--- Directive ---
Retype the full set of records. Keep every character identical.

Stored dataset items
- - - -
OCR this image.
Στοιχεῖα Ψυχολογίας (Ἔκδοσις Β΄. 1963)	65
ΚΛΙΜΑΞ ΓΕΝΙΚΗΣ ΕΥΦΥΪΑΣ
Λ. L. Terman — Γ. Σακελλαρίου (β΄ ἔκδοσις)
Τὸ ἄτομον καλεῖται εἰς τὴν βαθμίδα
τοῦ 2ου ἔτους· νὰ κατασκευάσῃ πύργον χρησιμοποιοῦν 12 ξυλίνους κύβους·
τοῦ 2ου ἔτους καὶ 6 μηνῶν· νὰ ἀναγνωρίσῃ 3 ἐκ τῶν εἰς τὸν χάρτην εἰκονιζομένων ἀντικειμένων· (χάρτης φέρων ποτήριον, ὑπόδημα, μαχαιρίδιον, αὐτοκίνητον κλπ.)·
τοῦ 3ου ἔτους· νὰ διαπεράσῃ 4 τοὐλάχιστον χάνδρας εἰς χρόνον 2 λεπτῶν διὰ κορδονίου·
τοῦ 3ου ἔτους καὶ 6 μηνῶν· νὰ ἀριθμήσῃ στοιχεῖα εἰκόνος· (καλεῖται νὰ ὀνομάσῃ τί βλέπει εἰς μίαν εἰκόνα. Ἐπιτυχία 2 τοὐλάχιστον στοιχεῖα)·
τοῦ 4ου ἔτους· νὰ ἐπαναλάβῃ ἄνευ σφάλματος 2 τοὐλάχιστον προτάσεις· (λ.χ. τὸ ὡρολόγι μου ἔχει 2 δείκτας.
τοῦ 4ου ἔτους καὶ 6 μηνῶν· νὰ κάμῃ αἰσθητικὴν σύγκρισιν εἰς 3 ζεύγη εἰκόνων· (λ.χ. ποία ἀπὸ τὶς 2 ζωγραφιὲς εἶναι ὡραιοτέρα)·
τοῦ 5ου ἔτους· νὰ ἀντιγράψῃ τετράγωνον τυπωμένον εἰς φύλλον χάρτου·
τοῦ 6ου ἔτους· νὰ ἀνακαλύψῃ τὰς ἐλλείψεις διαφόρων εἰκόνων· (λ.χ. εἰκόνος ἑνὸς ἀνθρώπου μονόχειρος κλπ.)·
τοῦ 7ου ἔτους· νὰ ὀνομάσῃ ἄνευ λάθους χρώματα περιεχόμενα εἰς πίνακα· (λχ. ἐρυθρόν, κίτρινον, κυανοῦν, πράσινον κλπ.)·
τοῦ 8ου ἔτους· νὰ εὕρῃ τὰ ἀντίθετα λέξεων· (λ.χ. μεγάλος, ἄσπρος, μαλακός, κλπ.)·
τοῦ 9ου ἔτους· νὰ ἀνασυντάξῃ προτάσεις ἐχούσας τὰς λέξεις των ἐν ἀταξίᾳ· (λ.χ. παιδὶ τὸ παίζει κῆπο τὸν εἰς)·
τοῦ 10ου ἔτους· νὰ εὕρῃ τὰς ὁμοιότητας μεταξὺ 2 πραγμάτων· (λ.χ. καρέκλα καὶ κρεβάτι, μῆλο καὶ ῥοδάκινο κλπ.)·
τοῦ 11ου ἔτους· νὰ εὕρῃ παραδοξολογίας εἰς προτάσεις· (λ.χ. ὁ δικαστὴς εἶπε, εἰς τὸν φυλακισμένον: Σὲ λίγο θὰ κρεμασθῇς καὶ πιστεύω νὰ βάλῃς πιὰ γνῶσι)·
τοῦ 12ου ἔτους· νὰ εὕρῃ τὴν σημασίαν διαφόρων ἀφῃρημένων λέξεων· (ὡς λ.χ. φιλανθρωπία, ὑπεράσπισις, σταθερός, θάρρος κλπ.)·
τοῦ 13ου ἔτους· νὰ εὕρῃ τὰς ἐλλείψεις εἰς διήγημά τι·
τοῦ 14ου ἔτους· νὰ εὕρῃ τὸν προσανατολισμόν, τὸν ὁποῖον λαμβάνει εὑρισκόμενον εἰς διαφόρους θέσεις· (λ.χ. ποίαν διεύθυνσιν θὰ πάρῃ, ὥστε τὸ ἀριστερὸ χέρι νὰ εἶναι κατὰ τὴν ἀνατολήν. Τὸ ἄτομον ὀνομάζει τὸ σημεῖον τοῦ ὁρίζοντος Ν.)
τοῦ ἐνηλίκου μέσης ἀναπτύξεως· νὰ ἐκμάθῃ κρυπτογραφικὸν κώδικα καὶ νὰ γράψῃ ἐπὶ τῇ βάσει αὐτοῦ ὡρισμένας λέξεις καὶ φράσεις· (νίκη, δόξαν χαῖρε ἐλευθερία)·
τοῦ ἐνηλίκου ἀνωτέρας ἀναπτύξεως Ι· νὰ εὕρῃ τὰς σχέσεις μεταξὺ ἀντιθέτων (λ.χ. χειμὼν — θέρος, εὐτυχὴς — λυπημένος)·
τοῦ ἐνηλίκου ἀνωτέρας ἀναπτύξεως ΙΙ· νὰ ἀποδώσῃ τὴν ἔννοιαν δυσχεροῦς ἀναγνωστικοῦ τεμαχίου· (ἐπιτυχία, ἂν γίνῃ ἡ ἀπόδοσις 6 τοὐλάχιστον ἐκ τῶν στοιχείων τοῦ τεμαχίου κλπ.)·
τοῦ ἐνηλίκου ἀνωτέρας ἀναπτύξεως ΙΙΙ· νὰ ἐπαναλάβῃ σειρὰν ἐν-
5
- - - -
--- Output below ---
OCR this image.
Στοιχεῖα Ψυχολογίας (Ἔκδοσις Β΄. 1963)	65
ΚΛΙΜΑΞ ΓΕΝΙΚΗΣ ΕΥΦΥΪΑΣ
Λ. L. Terman — Γ. Σακελλαρίου (β΄ ἔκδοσις)
Τὸ ἄτομον καλεῖται εἰς τὴν βαθμίδα
τοῦ 2ου ἔτους· νὰ κατασκευάσῃ πύργον χρησιμοποιοῦν 12 ξυλίνους κύβους·
τοῦ 2ου ἔτους καὶ 6 μηνῶν· νὰ ἀναγνωρίσῃ 3 ἐκ τῶν εἰς τὸν χάρτην εἰκονιζομένων ἀντικειμένων· (χάρτης φέρων ποτήριον, ὑπόδημα, μαχαιρίδιον, αὐτοκίνητον κλπ.)·
τοῦ 3ου ἔτους· νὰ διαπεράσῃ 4 τοὐλάχιστον χάνδρας εἰς χρόνον 2 λεπτῶν διὰ κορδονίου·
τοῦ 3ου ἔτους καὶ 6 μηνῶν· νὰ ἀριθμήσῃ στοιχεῖα εἰκόνος· (καλεῖται νὰ ὀνομάσῃ τί βλέπει εἰς μίαν εἰκόνα. Ἐπιτυχία 2 τοὐλάχιστον στοιχεῖα)·
τοῦ 4ου ἔτους· νὰ ἐπαναλάβῃ ἄνευ σφάλματος 2 τοὐλάχιστον προτάσεις· (λ.χ. τὸ ὡρολόγι μου ἔχει 2 δείκτας.
τοῦ 4ου ἔτους καὶ 6 μηνῶν· νὰ κάμῃ αἰσθητικὴν σύγκρισιν εἰς 3 ζεύγη εἰκόνων· (λ.χ. ποία ἀπὸ τὶς 2 ζωγραφιὲς εἶναι ὡραιοτέρα)·
τοῦ 5ου ἔτους· νὰ ἀντιγράψῃ τετράγωνον τυπωμένον εἰς φύλλον χάρτου·
τοῦ 6ου ἔτους· νὰ ἀνακαλύψῃ τὰς ἐλλείψεις διαφόρων εἰκόνων· (λ.χ. εἰκόνος ἑνὸς ἀνθρώπου μονόχειρος κλπ.)·
τοῦ 7ου ἔτους· νὰ ὀνομάσῃ ἄνευ λάθους χρώματα περιεχόμενα εἰς πίνακα· (λχ. ἐρυθρόν, κίτρινον, κυανοῦν, πράσινον κλπ.)·
τοῦ 8ου ἔτους· νὰ εὕρῃ τὰ ἀντίθετα λέξεων· (λ.χ. μεγάλος, ἄσπρος, μαλακός, κλπ.)·
τοῦ 9ου ἔτους· νὰ ἀνασυντάξῃ προτάσεις ἐχούσας τὰς λέξεις των ἐν ἀταξίᾳ· (λ.χ. παιδὶ τὸ παίζει κῆπο τὸν εἰς)·
τοῦ 10ου ἔτους· νὰ εὕρῃ τὰς ὁμοιότητας μεταξὺ 2 πραγμάτων· (λ.χ. καρέκλα καὶ κρεβάτι, μῆλο καὶ ῥοδάκινο κλπ.)·
τοῦ 11ου ἔτους· νὰ εὕρῃ παραδοξολογίας εἰς προτάσεις· (λ.χ. ὁ δικαστὴς εἶπε, εἰς τὸν φυλακισμένον: Σὲ λίγο θὰ κρεμασθῇς καὶ πιστεύω νὰ βάλῃς πιὰ γνῶσι)·
τοῦ 12ου ἔτους· νὰ εὕρῃ τὴν σημασίαν διαφόρων ἀφῃρημένων λέξεων· (ὡς λ.χ. φιλανθρωπία, ὑπεράσπισις, σταθερός, θάρρος κλπ.)·
τοῦ 13ου ἔτους· νὰ εὕρῃ τὰς ἐλλείψεις εἰς διήγημά τι·
τοῦ 14ου ἔτους· νὰ εὕρῃ τὸν προσανατολισμόν, τὸν ὁποῖον λαμβάνει εὑρισκόμενον εἰς διαφόρους θέσεις· (λ.χ. ποίαν διεύθυνσιν θὰ πάρῃ, ὥστε τὸ ἀριστερὸ χέρι νὰ εἶναι κατὰ τὴν ἀνατολήν. Τὸ ἄτομον ὀνομάζει τὸ σημεῖον τοῦ ὁρίζοντος Ν.)
τοῦ ἐνηλίκου μέσης ἀναπτύξεως· νὰ ἐκμάθῃ κρυπτογραφικὸν κώδικα καὶ νὰ γράψῃ ἐπὶ τῇ βάσει αὐτοῦ ὡρισμένας λέξεις καὶ φράσεις· (νίκη, δόξαν χαῖρε ἐλευθερία)·
τοῦ ἐνηλίκου ἀνωτέρας ἀναπτύξεως Ι· νὰ εὕρῃ τὰς σχέσεις μεταξὺ ἀντιθέτων (λ.χ. χειμὼν — θέρος, εὐτυχὴς — λυπημένος)·
τοῦ ἐνηλίκου ἀνωτέρας ἀναπτύξεως ΙΙ· νὰ ἀποδώσῃ τὴν ἔννοιαν δυσχεροῦς ἀναγνωστικοῦ τεμαχίου· (ἐπιτυχία, ἂν γίνῃ ἡ ἀπόδοσις 6 τοὐλάχιστον ἐκ τῶν στοιχείων τοῦ τεμαχίου κλπ.)·
τοῦ ἐνηλίκου ἀνωτέρας ἀναπτύξεως ΙΙΙ· νὰ ἐπαναλάβῃ σειρὰν ἐν-
5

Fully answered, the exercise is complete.